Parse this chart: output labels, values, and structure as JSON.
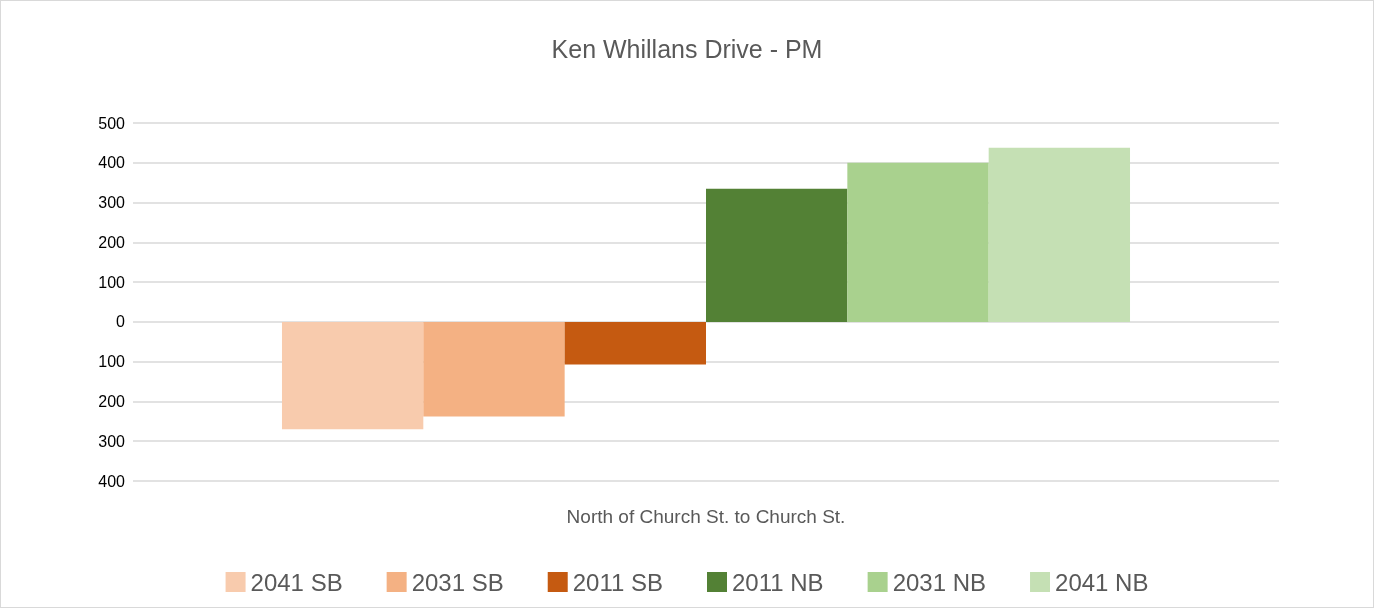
{
  "chart_data": {
    "type": "bar",
    "title": "Ken Whillans Drive - PM",
    "categories": [
      "North of Church St. to Church St."
    ],
    "series": [
      {
        "name": "2041 SB",
        "color": "#f8cbad",
        "values": [
          -270
        ]
      },
      {
        "name": "2031 SB",
        "color": "#f4b183",
        "values": [
          -238
        ]
      },
      {
        "name": "2011 SB",
        "color": "#c55a11",
        "values": [
          -107
        ]
      },
      {
        "name": "2011 NB",
        "color": "#538135",
        "values": [
          335
        ]
      },
      {
        "name": "2031 NB",
        "color": "#a9d18e",
        "values": [
          400
        ]
      },
      {
        "name": "2041 NB",
        "color": "#c5e0b4",
        "values": [
          438
        ]
      }
    ],
    "ylim": [
      -400,
      500
    ],
    "yticks": [
      {
        "value": -400,
        "label": "400"
      },
      {
        "value": -300,
        "label": "300"
      },
      {
        "value": -200,
        "label": "200"
      },
      {
        "value": -100,
        "label": "100"
      },
      0,
      100,
      200,
      300,
      400,
      500
    ],
    "grid": "y",
    "legend": "bottom"
  }
}
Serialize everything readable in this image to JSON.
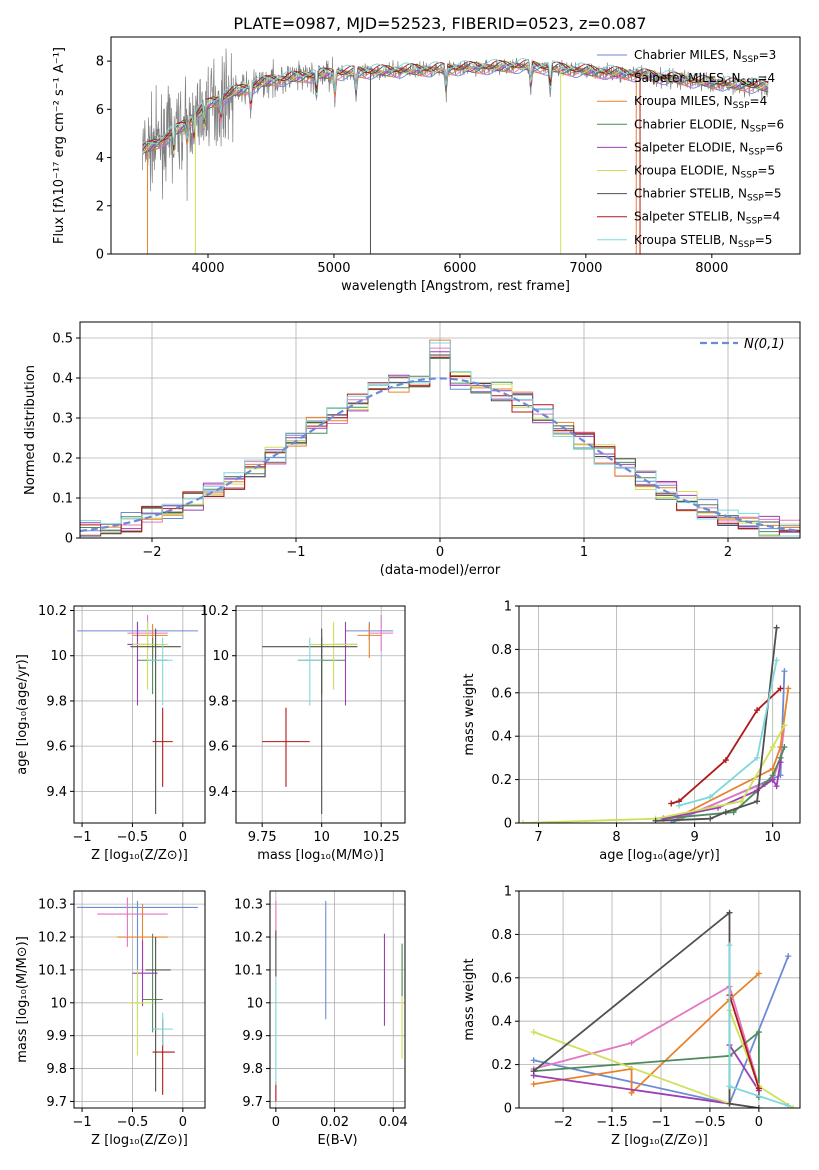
{
  "figure_title": "PLATE=0987, MJD=52523, FIBERID=0523, z=0.087",
  "series": [
    {
      "label": "Chabrier MILES, N",
      "sub": "SSP",
      "n": "=3",
      "color": "#6b8bd6"
    },
    {
      "label": "Salpeter MILES, N",
      "sub": "SSP",
      "n": "=4",
      "color": "#e377c2"
    },
    {
      "label": "Kroupa MILES, N",
      "sub": "SSP",
      "n": "=4",
      "color": "#e8822d"
    },
    {
      "label": "Chabrier ELODIE, N",
      "sub": "SSP",
      "n": "=6",
      "color": "#4e8a5a"
    },
    {
      "label": "Salpeter ELODIE, N",
      "sub": "SSP",
      "n": "=6",
      "color": "#9b3fb4"
    },
    {
      "label": "Kroupa ELODIE, N",
      "sub": "SSP",
      "n": "=5",
      "color": "#cfe05a"
    },
    {
      "label": "Chabrier STELIB, N",
      "sub": "SSP",
      "n": "=5",
      "color": "#505050"
    },
    {
      "label": "Salpeter STELIB, N",
      "sub": "SSP",
      "n": "=4",
      "color": "#b01818"
    },
    {
      "label": "Kroupa STELIB, N",
      "sub": "SSP",
      "n": "=5",
      "color": "#7fd8dc"
    }
  ],
  "chart_data": [
    {
      "id": "spectrum",
      "type": "line",
      "xlabel": "wavelength [Angstrom, rest frame]",
      "ylabel": "Flux [fλ10⁻¹⁷ erg cm⁻² s⁻¹ A⁻¹]",
      "xlim": [
        3230,
        8700
      ],
      "ylim": [
        0,
        9
      ],
      "xticks": [
        4000,
        5000,
        6000,
        7000,
        8000
      ],
      "yticks": [
        0,
        2,
        4,
        6,
        8
      ],
      "data_color": "#808080",
      "continuum": [
        [
          3480,
          4.3
        ],
        [
          3600,
          4.6
        ],
        [
          3800,
          5.3
        ],
        [
          4000,
          6.2
        ],
        [
          4200,
          6.7
        ],
        [
          4500,
          7.2
        ],
        [
          5000,
          7.5
        ],
        [
          5500,
          7.6
        ],
        [
          6000,
          7.7
        ],
        [
          6500,
          7.8
        ],
        [
          7000,
          7.6
        ],
        [
          7500,
          7.4
        ],
        [
          8000,
          7.1
        ],
        [
          8500,
          6.9
        ]
      ]
    },
    {
      "id": "residuals",
      "type": "histogram",
      "xlabel": "(data-model)/error",
      "ylabel": "Normed distribution",
      "xlim": [
        -2.5,
        2.5
      ],
      "ylim": [
        0,
        0.54
      ],
      "xticks": [
        -2,
        -1,
        0,
        1,
        2
      ],
      "yticks": [
        0.0,
        0.1,
        0.2,
        0.3,
        0.4,
        0.5
      ],
      "legend": "N(0,1)",
      "legend_color": "#6b8bd6"
    },
    {
      "id": "age_vs_Z",
      "type": "errorbar",
      "xlabel": "Z [log₁₀(Z/Z⊙)]",
      "ylabel": "age  [log₁₀(age/yr)]",
      "xlim": [
        -1.08,
        0.22
      ],
      "ylim": [
        9.26,
        10.22
      ],
      "xticks": [
        -1.0,
        -0.5,
        0.0
      ],
      "yticks": [
        9.4,
        9.6,
        9.8,
        10.0,
        10.2
      ],
      "points": [
        {
          "s": 0,
          "x": -0.45,
          "xerr": [
            0.6,
            0.6
          ],
          "y": 10.11,
          "yerr": [
            0.04,
            0.04
          ]
        },
        {
          "s": 1,
          "x": -0.35,
          "xerr": [
            0.2,
            0.2
          ],
          "y": 10.1,
          "yerr": [
            0.08,
            0.08
          ]
        },
        {
          "s": 2,
          "x": -0.3,
          "xerr": [
            0.2,
            0.15
          ],
          "y": 10.09,
          "yerr": [
            0.1,
            0.05
          ]
        },
        {
          "s": 3,
          "x": -0.3,
          "xerr": [
            0.15,
            0.15
          ],
          "y": 9.98,
          "yerr": [
            0.15,
            0.1
          ]
        },
        {
          "s": 4,
          "x": -0.45,
          "xerr": [
            0.1,
            0.15
          ],
          "y": 10.05,
          "yerr": [
            0.27,
            0.1
          ]
        },
        {
          "s": 5,
          "x": -0.35,
          "xerr": [
            0.15,
            0.2
          ],
          "y": 10.05,
          "yerr": [
            0.2,
            0.1
          ]
        },
        {
          "s": 6,
          "x": -0.27,
          "xerr": [
            0.25,
            0.25
          ],
          "y": 10.04,
          "yerr": [
            0.74,
            0.08
          ]
        },
        {
          "s": 7,
          "x": -0.2,
          "xerr": [
            0.1,
            0.1
          ],
          "y": 9.62,
          "yerr": [
            0.2,
            0.15
          ]
        },
        {
          "s": 8,
          "x": -0.2,
          "xerr": [
            0.15,
            0.1
          ],
          "y": 9.98,
          "yerr": [
            0.2,
            0.1
          ]
        }
      ]
    },
    {
      "id": "age_vs_mass",
      "type": "errorbar",
      "xlabel": "mass [log₁₀(M/M⊙)]",
      "ylabel": "",
      "xlim": [
        9.64,
        10.35
      ],
      "ylim": [
        9.26,
        10.22
      ],
      "xticks": [
        9.75,
        10.0,
        10.25
      ],
      "yticks": [
        9.4,
        9.6,
        9.8,
        10.0,
        10.2
      ],
      "points": [
        {
          "s": 0,
          "x": 10.2,
          "xerr": [
            0.1,
            0.1
          ],
          "y": 10.11,
          "yerr": [
            0.04,
            0.04
          ]
        },
        {
          "s": 1,
          "x": 10.25,
          "xerr": [
            0.05,
            0.05
          ],
          "y": 10.1,
          "yerr": [
            0.08,
            0.08
          ]
        },
        {
          "s": 2,
          "x": 10.2,
          "xerr": [
            0.05,
            0.05
          ],
          "y": 10.09,
          "yerr": [
            0.1,
            0.05
          ]
        },
        {
          "s": 3,
          "x": 10.0,
          "xerr": [
            0.1,
            0.1
          ],
          "y": 9.98,
          "yerr": [
            0.15,
            0.1
          ]
        },
        {
          "s": 4,
          "x": 10.1,
          "xerr": [
            0.05,
            0.05
          ],
          "y": 10.05,
          "yerr": [
            0.27,
            0.1
          ]
        },
        {
          "s": 5,
          "x": 10.05,
          "xerr": [
            0.1,
            0.1
          ],
          "y": 10.05,
          "yerr": [
            0.2,
            0.1
          ]
        },
        {
          "s": 6,
          "x": 10.0,
          "xerr": [
            0.25,
            0.15
          ],
          "y": 10.04,
          "yerr": [
            0.74,
            0.08
          ]
        },
        {
          "s": 7,
          "x": 9.85,
          "xerr": [
            0.1,
            0.1
          ],
          "y": 9.62,
          "yerr": [
            0.2,
            0.15
          ]
        },
        {
          "s": 8,
          "x": 9.95,
          "xerr": [
            0.05,
            0.05
          ],
          "y": 9.98,
          "yerr": [
            0.2,
            0.1
          ]
        }
      ]
    },
    {
      "id": "weight_vs_age",
      "type": "line",
      "xlabel": "age  [log₁₀(age/yr)]",
      "ylabel": "mass weight",
      "xlim": [
        6.75,
        10.35
      ],
      "ylim": [
        0,
        1.0
      ],
      "xticks": [
        7,
        8,
        9,
        10
      ],
      "yticks": [
        0.0,
        0.2,
        0.4,
        0.6,
        0.8,
        1.0
      ],
      "lines": [
        {
          "s": 0,
          "pts": [
            [
              8.7,
              0.0
            ],
            [
              10.1,
              0.22
            ],
            [
              10.15,
              0.7
            ]
          ]
        },
        {
          "s": 1,
          "pts": [
            [
              8.8,
              0.02
            ],
            [
              10.0,
              0.2
            ],
            [
              10.1,
              0.3
            ],
            [
              10.15,
              0.45
            ]
          ]
        },
        {
          "s": 2,
          "pts": [
            [
              8.8,
              0.03
            ],
            [
              10.0,
              0.25
            ],
            [
              10.1,
              0.35
            ],
            [
              10.2,
              0.62
            ]
          ]
        },
        {
          "s": 3,
          "pts": [
            [
              8.6,
              0.02
            ],
            [
              9.5,
              0.05
            ],
            [
              9.9,
              0.18
            ],
            [
              10.0,
              0.22
            ],
            [
              10.1,
              0.3
            ],
            [
              10.15,
              0.35
            ]
          ]
        },
        {
          "s": 4,
          "pts": [
            [
              8.6,
              0.02
            ],
            [
              9.3,
              0.07
            ],
            [
              9.8,
              0.15
            ],
            [
              10.0,
              0.2
            ],
            [
              10.05,
              0.17
            ],
            [
              10.1,
              0.28
            ]
          ]
        },
        {
          "s": 5,
          "pts": [
            [
              6.8,
              0.0
            ],
            [
              8.5,
              0.02
            ],
            [
              9.6,
              0.1
            ],
            [
              10.0,
              0.35
            ],
            [
              10.15,
              0.45
            ]
          ]
        },
        {
          "s": 6,
          "pts": [
            [
              8.5,
              0.01
            ],
            [
              9.2,
              0.02
            ],
            [
              9.4,
              0.05
            ],
            [
              9.8,
              0.1
            ],
            [
              10.05,
              0.9
            ]
          ]
        },
        {
          "s": 7,
          "pts": [
            [
              8.7,
              0.09
            ],
            [
              8.8,
              0.1
            ],
            [
              9.4,
              0.29
            ],
            [
              9.8,
              0.52
            ],
            [
              10.1,
              0.62
            ]
          ]
        },
        {
          "s": 8,
          "pts": [
            [
              8.8,
              0.08
            ],
            [
              9.2,
              0.12
            ],
            [
              9.8,
              0.3
            ],
            [
              10.05,
              0.75
            ]
          ]
        }
      ]
    },
    {
      "id": "mass_vs_Z",
      "type": "errorbar",
      "xlabel": "Z [log₁₀(Z/Z⊙)]",
      "ylabel": "mass [log₁₀(M/M⊙)]",
      "xlim": [
        -1.08,
        0.22
      ],
      "ylim": [
        9.68,
        10.34
      ],
      "xticks": [
        -1.0,
        -0.5,
        0.0
      ],
      "yticks": [
        9.7,
        9.8,
        9.9,
        10.0,
        10.1,
        10.2,
        10.3
      ],
      "points": [
        {
          "s": 0,
          "x": -0.45,
          "xerr": [
            0.6,
            0.6
          ],
          "y": 10.29,
          "yerr": [
            0.34,
            0.02
          ]
        },
        {
          "s": 1,
          "x": -0.55,
          "xerr": [
            0.3,
            0.4
          ],
          "y": 10.27,
          "yerr": [
            0.1,
            0.05
          ]
        },
        {
          "s": 2,
          "x": -0.4,
          "xerr": [
            0.25,
            0.25
          ],
          "y": 10.2,
          "yerr": [
            0.1,
            0.1
          ]
        },
        {
          "s": 3,
          "x": -0.3,
          "xerr": [
            0.1,
            0.1
          ],
          "y": 10.01,
          "yerr": [
            0.1,
            0.2
          ]
        },
        {
          "s": 4,
          "x": -0.4,
          "xerr": [
            0.1,
            0.15
          ],
          "y": 10.09,
          "yerr": [
            0.1,
            0.1
          ]
        },
        {
          "s": 5,
          "x": -0.45,
          "xerr": [
            0.1,
            0.15
          ],
          "y": 10.0,
          "yerr": [
            0.16,
            0.1
          ]
        },
        {
          "s": 6,
          "x": -0.27,
          "xerr": [
            0.1,
            0.15
          ],
          "y": 10.1,
          "yerr": [
            0.37,
            0.1
          ]
        },
        {
          "s": 7,
          "x": -0.2,
          "xerr": [
            0.1,
            0.12
          ],
          "y": 9.85,
          "yerr": [
            0.13,
            0.1
          ]
        },
        {
          "s": 8,
          "x": -0.2,
          "xerr": [
            0.1,
            0.1
          ],
          "y": 9.92,
          "yerr": [
            0.05,
            0.05
          ]
        }
      ]
    },
    {
      "id": "mass_vs_EBV",
      "type": "errorbar",
      "xlabel": "E(B-V)",
      "ylabel": "",
      "xlim": [
        -0.002,
        0.044
      ],
      "ylim": [
        9.68,
        10.34
      ],
      "xticks": [
        0.0,
        0.02,
        0.04
      ],
      "yticks": [
        9.7,
        9.8,
        9.9,
        10.0,
        10.1,
        10.2,
        10.3
      ],
      "points": [
        {
          "s": 0,
          "x": 0.017,
          "xerr": [
            0,
            0
          ],
          "y": 10.13,
          "yerr": [
            0.18,
            0.18
          ]
        },
        {
          "s": 1,
          "x": 0.0,
          "xerr": [
            0,
            0
          ],
          "y": 10.25,
          "yerr": [
            0.06,
            0.06
          ]
        },
        {
          "s": 4,
          "x": 0.037,
          "xerr": [
            0,
            0
          ],
          "y": 10.07,
          "yerr": [
            0.14,
            0.14
          ]
        },
        {
          "s": 5,
          "x": 0.043,
          "xerr": [
            0,
            0
          ],
          "y": 10.0,
          "yerr": [
            0.17,
            0.17
          ]
        },
        {
          "s": 3,
          "x": 0.043,
          "xerr": [
            0,
            0
          ],
          "y": 10.1,
          "yerr": [
            0.08,
            0.08
          ]
        },
        {
          "s": 6,
          "x": 0.0,
          "xerr": [
            0,
            0
          ],
          "y": 10.15,
          "yerr": [
            0.07,
            0.07
          ]
        },
        {
          "s": 7,
          "x": 0.0,
          "xerr": [
            0,
            0
          ],
          "y": 9.73,
          "yerr": [
            0.03,
            0.03
          ]
        },
        {
          "s": 8,
          "x": 0.0,
          "xerr": [
            0,
            0
          ],
          "y": 9.95,
          "yerr": [
            0.2,
            0.12
          ]
        }
      ]
    },
    {
      "id": "weight_vs_Z",
      "type": "line",
      "xlabel": "Z [log₁₀(Z/Z⊙)]",
      "ylabel": "mass weight",
      "xlim": [
        -2.45,
        0.42
      ],
      "ylim": [
        0,
        1.0
      ],
      "xticks": [
        -2.0,
        -1.5,
        -1.0,
        -0.5,
        0.0
      ],
      "yticks": [
        0.0,
        0.2,
        0.4,
        0.6,
        0.8,
        1.0
      ],
      "lines": [
        {
          "s": 0,
          "pts": [
            [
              -2.3,
              0.22
            ],
            [
              -0.3,
              0.02
            ],
            [
              0.3,
              0.7
            ]
          ]
        },
        {
          "s": 1,
          "pts": [
            [
              -2.3,
              0.18
            ],
            [
              -1.3,
              0.3
            ],
            [
              -0.3,
              0.56
            ],
            [
              0.0,
              0.1
            ]
          ]
        },
        {
          "s": 2,
          "pts": [
            [
              -2.3,
              0.11
            ],
            [
              -1.3,
              0.18
            ],
            [
              -1.3,
              0.07
            ],
            [
              -0.3,
              0.5
            ],
            [
              0.0,
              0.62
            ]
          ]
        },
        {
          "s": 3,
          "pts": [
            [
              -2.3,
              0.17
            ],
            [
              -0.3,
              0.24
            ],
            [
              0.0,
              0.35
            ],
            [
              0.0,
              0.05
            ]
          ]
        },
        {
          "s": 4,
          "pts": [
            [
              -2.3,
              0.15
            ],
            [
              -0.3,
              0.02
            ],
            [
              -0.3,
              0.29
            ],
            [
              0.0,
              0.08
            ]
          ]
        },
        {
          "s": 5,
          "pts": [
            [
              -2.3,
              0.35
            ],
            [
              -0.3,
              0.02
            ],
            [
              -0.3,
              0.45
            ],
            [
              0.0,
              0.1
            ],
            [
              0.35,
              0.0
            ]
          ]
        },
        {
          "s": 6,
          "pts": [
            [
              -2.3,
              0.17
            ],
            [
              -0.3,
              0.9
            ],
            [
              -0.3,
              0.02
            ],
            [
              0.0,
              0.0
            ]
          ]
        },
        {
          "s": 7,
          "pts": [
            [
              -0.3,
              0.52
            ],
            [
              0.0,
              0.09
            ]
          ]
        },
        {
          "s": 8,
          "pts": [
            [
              -0.3,
              0.75
            ],
            [
              -0.3,
              0.1
            ],
            [
              0.3,
              0.01
            ]
          ]
        }
      ]
    }
  ]
}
·····
__Your task__. Copy each line from the data above that includes "JSON".

__Full output__.
Parse this chart: output labels, values, and structure as JSON.
Serialize everything readable in this image to JSON.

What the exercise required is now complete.